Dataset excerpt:
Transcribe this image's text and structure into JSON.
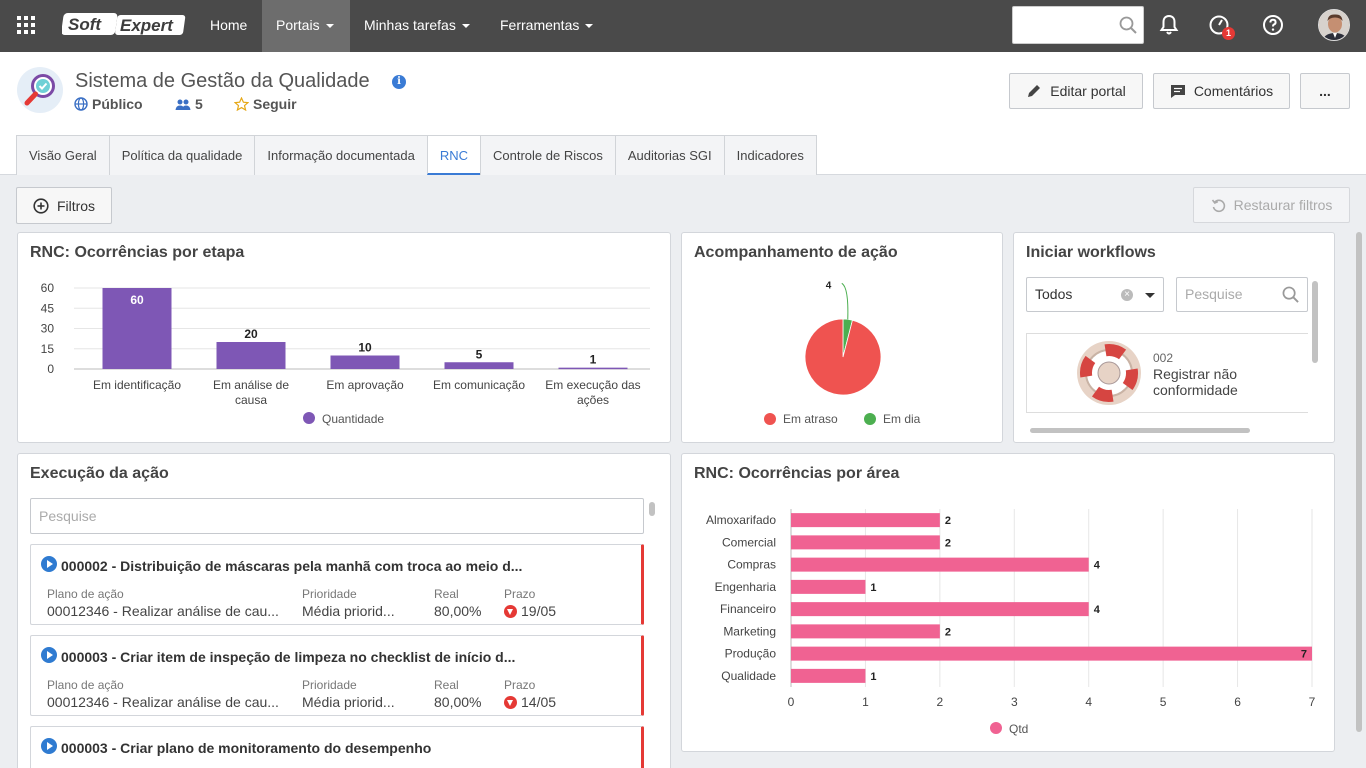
{
  "nav": {
    "logo_text": "SoftExpert",
    "items": [
      {
        "label": "Home",
        "has_caret": false
      },
      {
        "label": "Portais",
        "has_caret": true
      },
      {
        "label": "Minhas tarefas",
        "has_caret": true
      },
      {
        "label": "Ferramentas",
        "has_caret": true
      }
    ],
    "notification_badge": "1"
  },
  "header": {
    "title": "Sistema de Gestão da Qualidade",
    "visibility": "Público",
    "members": "5",
    "follow": "Seguir",
    "edit_button": "Editar portal",
    "comments_button": "Comentários",
    "more_button": "..."
  },
  "tabs": [
    "Visão Geral",
    "Política da qualidade",
    "Informação documentada",
    "RNC",
    "Controle de Riscos",
    "Auditorias SGI",
    "Indicadores"
  ],
  "active_tab": "RNC",
  "filters": {
    "filters_button": "Filtros",
    "restore_button": "Restaurar filtros"
  },
  "stage_panel": {
    "title": "RNC: Ocorrências por etapa"
  },
  "action_panel": {
    "title": "Acompanhamento de ação"
  },
  "workflow_panel": {
    "title": "Iniciar workflows",
    "select_value": "Todos",
    "search_placeholder": "Pesquise",
    "card_code": "002",
    "card_label_line1": "Registrar não",
    "card_label_line2": "conformidade"
  },
  "execution_panel": {
    "title": "Execução da ação",
    "search_placeholder": "Pesquise",
    "field_labels": {
      "plan": "Plano de ação",
      "priority": "Prioridade",
      "real": "Real",
      "deadline": "Prazo"
    },
    "tasks": [
      {
        "title": "000002 - Distribuição de máscaras pela manhã com troca ao meio d...",
        "plan": "00012346 - Realizar análise de cau...",
        "priority": "Média priorid...",
        "real": "80,00%",
        "deadline": "19/05"
      },
      {
        "title": "000003 - Criar item de inspeção de limpeza no checklist de início d...",
        "plan": "00012346 - Realizar análise de cau...",
        "priority": "Média priorid...",
        "real": "80,00%",
        "deadline": "14/05"
      },
      {
        "title": "000003 - Criar plano de monitoramento do desempenho"
      }
    ]
  },
  "area_panel": {
    "title": "RNC: Ocorrências por área"
  },
  "chart_data": [
    {
      "type": "bar",
      "title": "RNC: Ocorrências por etapa",
      "categories": [
        "Em identificação",
        "Em análise de causa",
        "Em aprovação",
        "Em comunicação",
        "Em execução das ações"
      ],
      "category_lines": [
        [
          "Em identificação"
        ],
        [
          "Em análise de",
          "causa"
        ],
        [
          "Em aprovação"
        ],
        [
          "Em comunicação"
        ],
        [
          "Em execução das",
          "ações"
        ]
      ],
      "series": [
        {
          "name": "Quantidade",
          "values": [
            60,
            20,
            10,
            5,
            1
          ],
          "color": "#7e57b5"
        }
      ],
      "ylim": [
        0,
        60
      ],
      "yticks": [
        0,
        15,
        30,
        45,
        60
      ],
      "grid": true,
      "legend": "bottom"
    },
    {
      "type": "pie",
      "title": "Acompanhamento de ação",
      "labels": [
        "Em atraso",
        "Em dia"
      ],
      "values": [
        96,
        4
      ],
      "data_labels": [
        "",
        "4"
      ],
      "colors": [
        "#ef5350",
        "#4caf50"
      ],
      "legend": "bottom"
    },
    {
      "type": "bar",
      "orientation": "horizontal",
      "title": "RNC: Ocorrências por área",
      "categories": [
        "Almoxarifado",
        "Comercial",
        "Compras",
        "Engenharia",
        "Financeiro",
        "Marketing",
        "Produção",
        "Qualidade"
      ],
      "series": [
        {
          "name": "Qtd",
          "values": [
            2,
            2,
            4,
            1,
            4,
            2,
            7,
            1
          ],
          "color": "#f06292"
        }
      ],
      "xlim": [
        0,
        7
      ],
      "xticks": [
        0,
        1,
        2,
        3,
        4,
        5,
        6,
        7
      ],
      "grid": true,
      "legend": "bottom"
    }
  ]
}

* Written task
Any pictures should be dropped; transcribe the rest of the records above exactly.

* Response to the exercise
Transcribe this image's text and structure into JSON.
{
  "nav": {
    "logo_text": "SoftExpert",
    "items": [
      {
        "label": "Home",
        "has_caret": false
      },
      {
        "label": "Portais",
        "has_caret": true
      },
      {
        "label": "Minhas tarefas",
        "has_caret": true
      },
      {
        "label": "Ferramentas",
        "has_caret": true
      }
    ],
    "notification_badge": "1"
  },
  "header": {
    "title": "Sistema de Gestão da Qualidade",
    "visibility": "Público",
    "members": "5",
    "follow": "Seguir",
    "edit_button": "Editar portal",
    "comments_button": "Comentários",
    "more_button": "..."
  },
  "tabs": [
    "Visão Geral",
    "Política da qualidade",
    "Informação documentada",
    "RNC",
    "Controle de Riscos",
    "Auditorias SGI",
    "Indicadores"
  ],
  "active_tab": "RNC",
  "filters": {
    "filters_button": "Filtros",
    "restore_button": "Restaurar filtros"
  },
  "stage_panel": {
    "title": "RNC: Ocorrências por etapa"
  },
  "action_panel": {
    "title": "Acompanhamento de ação"
  },
  "workflow_panel": {
    "title": "Iniciar workflows",
    "select_value": "Todos",
    "search_placeholder": "Pesquise",
    "card_code": "002",
    "card_label_line1": "Registrar não",
    "card_label_line2": "conformidade"
  },
  "execution_panel": {
    "title": "Execução da ação",
    "search_placeholder": "Pesquise",
    "field_labels": {
      "plan": "Plano de ação",
      "priority": "Prioridade",
      "real": "Real",
      "deadline": "Prazo"
    },
    "tasks": [
      {
        "title": "000002 - Distribuição de máscaras pela manhã com troca ao meio d...",
        "plan": "00012346 - Realizar análise de cau...",
        "priority": "Média priorid...",
        "real": "80,00%",
        "deadline": "19/05"
      },
      {
        "title": "000003 - Criar item de inspeção de limpeza no checklist de início d...",
        "plan": "00012346 - Realizar análise de cau...",
        "priority": "Média priorid...",
        "real": "80,00%",
        "deadline": "14/05"
      },
      {
        "title": "000003 - Criar plano de monitoramento do desempenho"
      }
    ]
  },
  "area_panel": {
    "title": "RNC: Ocorrências por área"
  },
  "chart_data": [
    {
      "type": "bar",
      "title": "RNC: Ocorrências por etapa",
      "categories": [
        "Em identificação",
        "Em análise de causa",
        "Em aprovação",
        "Em comunicação",
        "Em execução das ações"
      ],
      "category_lines": [
        [
          "Em identificação"
        ],
        [
          "Em análise de",
          "causa"
        ],
        [
          "Em aprovação"
        ],
        [
          "Em comunicação"
        ],
        [
          "Em execução das",
          "ações"
        ]
      ],
      "series": [
        {
          "name": "Quantidade",
          "values": [
            60,
            20,
            10,
            5,
            1
          ],
          "color": "#7e57b5"
        }
      ],
      "ylim": [
        0,
        60
      ],
      "yticks": [
        0,
        15,
        30,
        45,
        60
      ],
      "grid": true,
      "legend": "bottom"
    },
    {
      "type": "pie",
      "title": "Acompanhamento de ação",
      "labels": [
        "Em atraso",
        "Em dia"
      ],
      "values": [
        96,
        4
      ],
      "data_labels": [
        "",
        "4"
      ],
      "colors": [
        "#ef5350",
        "#4caf50"
      ],
      "legend": "bottom"
    },
    {
      "type": "bar",
      "orientation": "horizontal",
      "title": "RNC: Ocorrências por área",
      "categories": [
        "Almoxarifado",
        "Comercial",
        "Compras",
        "Engenharia",
        "Financeiro",
        "Marketing",
        "Produção",
        "Qualidade"
      ],
      "series": [
        {
          "name": "Qtd",
          "values": [
            2,
            2,
            4,
            1,
            4,
            2,
            7,
            1
          ],
          "color": "#f06292"
        }
      ],
      "xlim": [
        0,
        7
      ],
      "xticks": [
        0,
        1,
        2,
        3,
        4,
        5,
        6,
        7
      ],
      "grid": true,
      "legend": "bottom"
    }
  ]
}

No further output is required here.